╭─ Exercise input

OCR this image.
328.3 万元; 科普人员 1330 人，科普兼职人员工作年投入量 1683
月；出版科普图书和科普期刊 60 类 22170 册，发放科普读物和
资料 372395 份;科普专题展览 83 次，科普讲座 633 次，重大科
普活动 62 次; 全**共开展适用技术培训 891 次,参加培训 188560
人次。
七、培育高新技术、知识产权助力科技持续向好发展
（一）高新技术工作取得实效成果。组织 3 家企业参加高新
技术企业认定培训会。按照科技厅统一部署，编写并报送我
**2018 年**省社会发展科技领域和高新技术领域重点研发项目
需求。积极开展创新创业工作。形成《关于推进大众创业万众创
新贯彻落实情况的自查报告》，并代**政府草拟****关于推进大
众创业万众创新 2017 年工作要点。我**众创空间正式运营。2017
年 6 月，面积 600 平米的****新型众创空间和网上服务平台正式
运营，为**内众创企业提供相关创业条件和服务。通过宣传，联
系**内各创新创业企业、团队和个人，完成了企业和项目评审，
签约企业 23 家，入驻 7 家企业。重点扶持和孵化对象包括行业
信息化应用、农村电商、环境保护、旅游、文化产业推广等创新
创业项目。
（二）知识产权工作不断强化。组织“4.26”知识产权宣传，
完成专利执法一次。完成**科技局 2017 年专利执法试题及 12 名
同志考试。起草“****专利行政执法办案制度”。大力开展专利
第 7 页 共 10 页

╰─
╭─ Exercise input

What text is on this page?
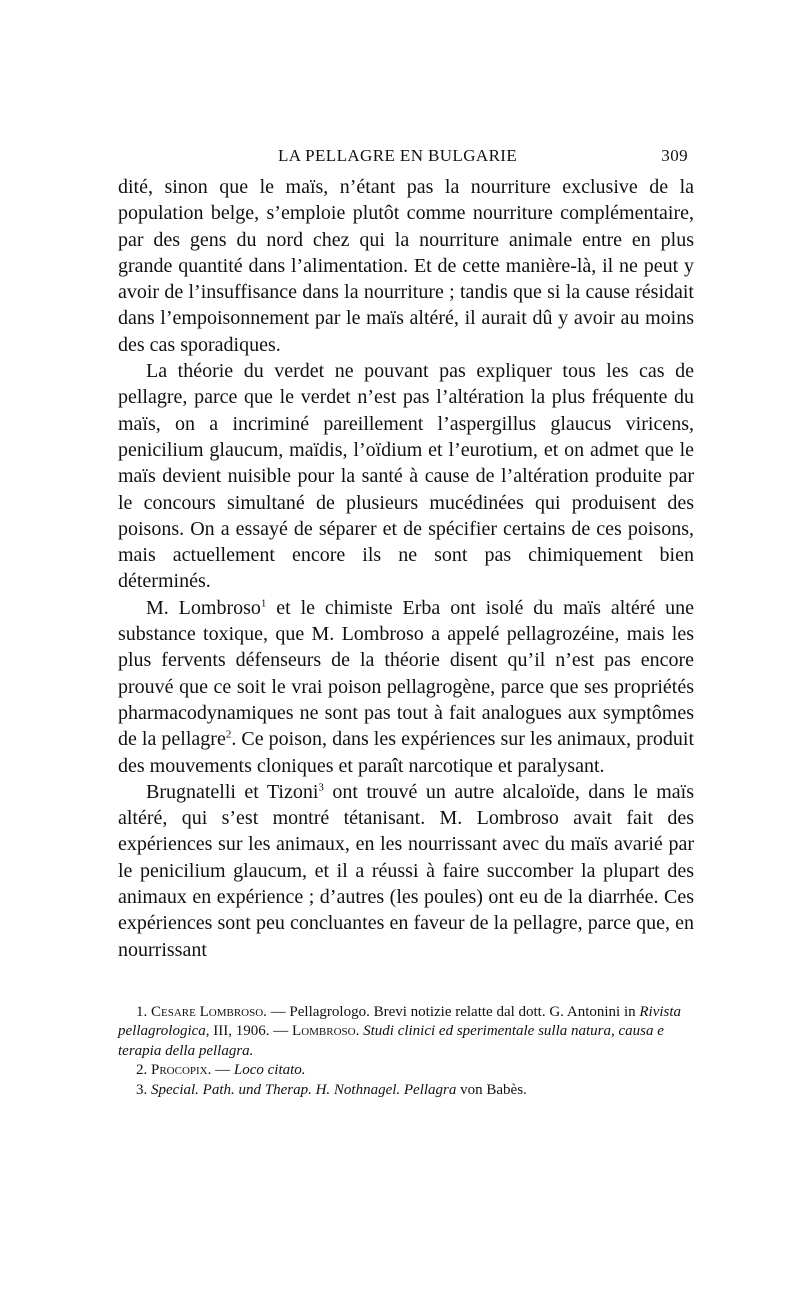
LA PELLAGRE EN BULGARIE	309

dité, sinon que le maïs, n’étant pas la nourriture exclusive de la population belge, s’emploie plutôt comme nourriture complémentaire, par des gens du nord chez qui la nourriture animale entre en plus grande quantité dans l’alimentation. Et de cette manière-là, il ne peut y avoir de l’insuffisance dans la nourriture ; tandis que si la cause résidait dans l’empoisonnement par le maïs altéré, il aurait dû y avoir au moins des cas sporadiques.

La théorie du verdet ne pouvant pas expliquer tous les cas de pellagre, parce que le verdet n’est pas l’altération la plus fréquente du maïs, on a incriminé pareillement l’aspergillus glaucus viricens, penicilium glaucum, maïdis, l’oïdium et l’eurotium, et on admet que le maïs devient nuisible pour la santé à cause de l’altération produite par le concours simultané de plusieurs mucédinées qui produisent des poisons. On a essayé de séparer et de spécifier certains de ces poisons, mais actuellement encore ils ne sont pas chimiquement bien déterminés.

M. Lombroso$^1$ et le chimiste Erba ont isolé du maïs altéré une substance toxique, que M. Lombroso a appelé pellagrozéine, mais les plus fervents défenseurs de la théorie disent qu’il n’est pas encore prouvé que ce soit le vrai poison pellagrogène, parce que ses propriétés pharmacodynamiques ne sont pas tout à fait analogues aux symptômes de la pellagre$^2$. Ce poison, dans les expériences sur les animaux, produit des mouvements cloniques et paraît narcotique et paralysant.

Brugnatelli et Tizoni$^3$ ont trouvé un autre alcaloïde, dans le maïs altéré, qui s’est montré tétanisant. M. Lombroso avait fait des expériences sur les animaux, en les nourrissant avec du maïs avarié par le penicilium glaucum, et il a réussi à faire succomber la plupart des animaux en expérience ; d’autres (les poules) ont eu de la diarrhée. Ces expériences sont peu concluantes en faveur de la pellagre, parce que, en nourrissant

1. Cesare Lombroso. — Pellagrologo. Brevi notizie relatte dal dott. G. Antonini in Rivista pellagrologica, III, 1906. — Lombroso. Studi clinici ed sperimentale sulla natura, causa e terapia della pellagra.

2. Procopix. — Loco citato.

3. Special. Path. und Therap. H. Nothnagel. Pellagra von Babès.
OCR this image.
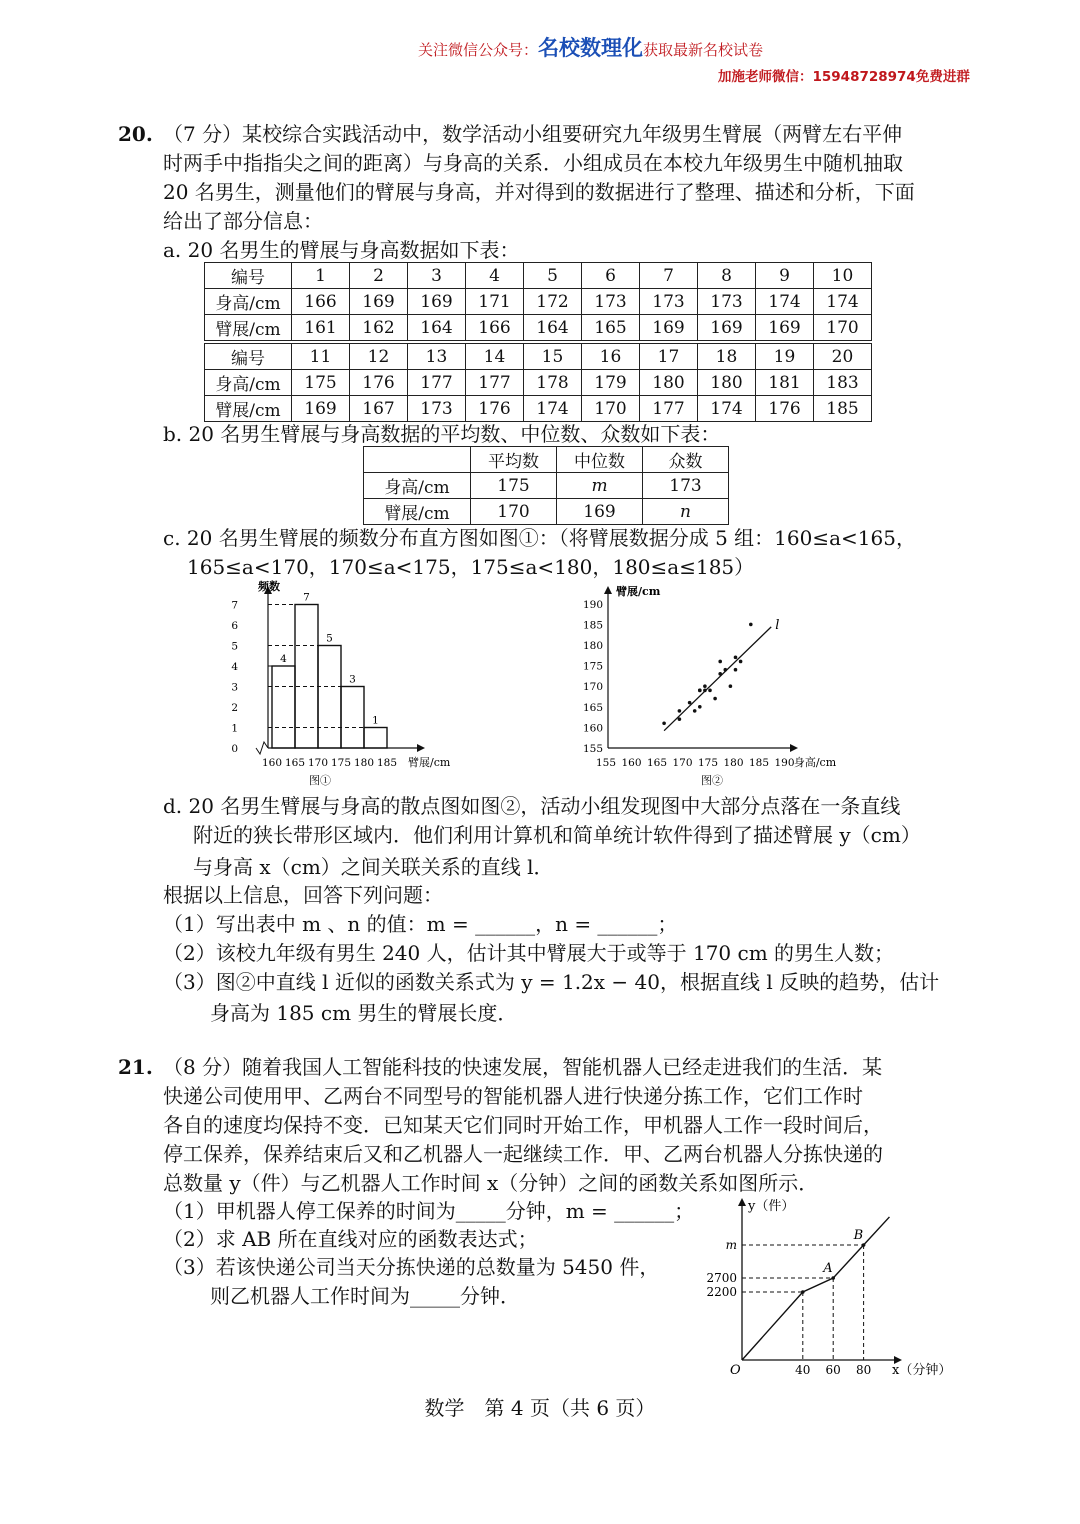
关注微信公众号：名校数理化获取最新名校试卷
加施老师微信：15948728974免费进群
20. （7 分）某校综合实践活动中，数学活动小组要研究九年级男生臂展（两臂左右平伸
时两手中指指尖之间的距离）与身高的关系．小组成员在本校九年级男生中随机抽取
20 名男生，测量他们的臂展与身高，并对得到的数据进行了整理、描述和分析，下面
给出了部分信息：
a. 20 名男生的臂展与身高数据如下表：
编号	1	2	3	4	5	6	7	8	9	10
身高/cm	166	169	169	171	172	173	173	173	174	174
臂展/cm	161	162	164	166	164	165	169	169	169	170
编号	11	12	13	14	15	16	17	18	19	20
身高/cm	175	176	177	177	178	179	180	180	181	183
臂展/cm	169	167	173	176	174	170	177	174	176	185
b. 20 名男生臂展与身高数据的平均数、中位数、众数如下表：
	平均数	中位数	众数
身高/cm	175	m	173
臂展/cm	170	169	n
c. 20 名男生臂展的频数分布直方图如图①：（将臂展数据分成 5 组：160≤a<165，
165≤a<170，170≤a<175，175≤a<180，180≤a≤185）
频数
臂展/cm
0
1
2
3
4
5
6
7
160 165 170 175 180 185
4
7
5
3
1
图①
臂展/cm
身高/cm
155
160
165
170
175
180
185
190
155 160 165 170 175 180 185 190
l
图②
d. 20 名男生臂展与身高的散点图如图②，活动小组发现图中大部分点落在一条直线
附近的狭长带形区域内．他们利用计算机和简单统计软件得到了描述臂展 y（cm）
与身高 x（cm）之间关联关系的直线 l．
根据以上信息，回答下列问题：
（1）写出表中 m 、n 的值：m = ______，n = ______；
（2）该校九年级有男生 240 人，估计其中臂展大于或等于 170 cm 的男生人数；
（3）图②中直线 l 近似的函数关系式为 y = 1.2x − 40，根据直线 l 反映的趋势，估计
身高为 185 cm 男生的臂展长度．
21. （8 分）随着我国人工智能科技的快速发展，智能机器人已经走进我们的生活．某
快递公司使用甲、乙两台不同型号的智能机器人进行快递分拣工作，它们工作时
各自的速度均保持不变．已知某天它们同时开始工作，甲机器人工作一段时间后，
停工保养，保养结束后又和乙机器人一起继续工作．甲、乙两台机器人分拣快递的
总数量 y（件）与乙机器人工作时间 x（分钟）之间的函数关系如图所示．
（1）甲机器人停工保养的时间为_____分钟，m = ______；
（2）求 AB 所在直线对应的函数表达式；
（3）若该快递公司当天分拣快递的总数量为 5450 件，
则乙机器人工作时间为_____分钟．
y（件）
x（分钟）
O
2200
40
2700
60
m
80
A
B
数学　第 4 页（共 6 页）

╰─

- Task requirements -
Within the records, how many lines include "expériences"? The answer is the number and nothing else.

- Exercise answer -
2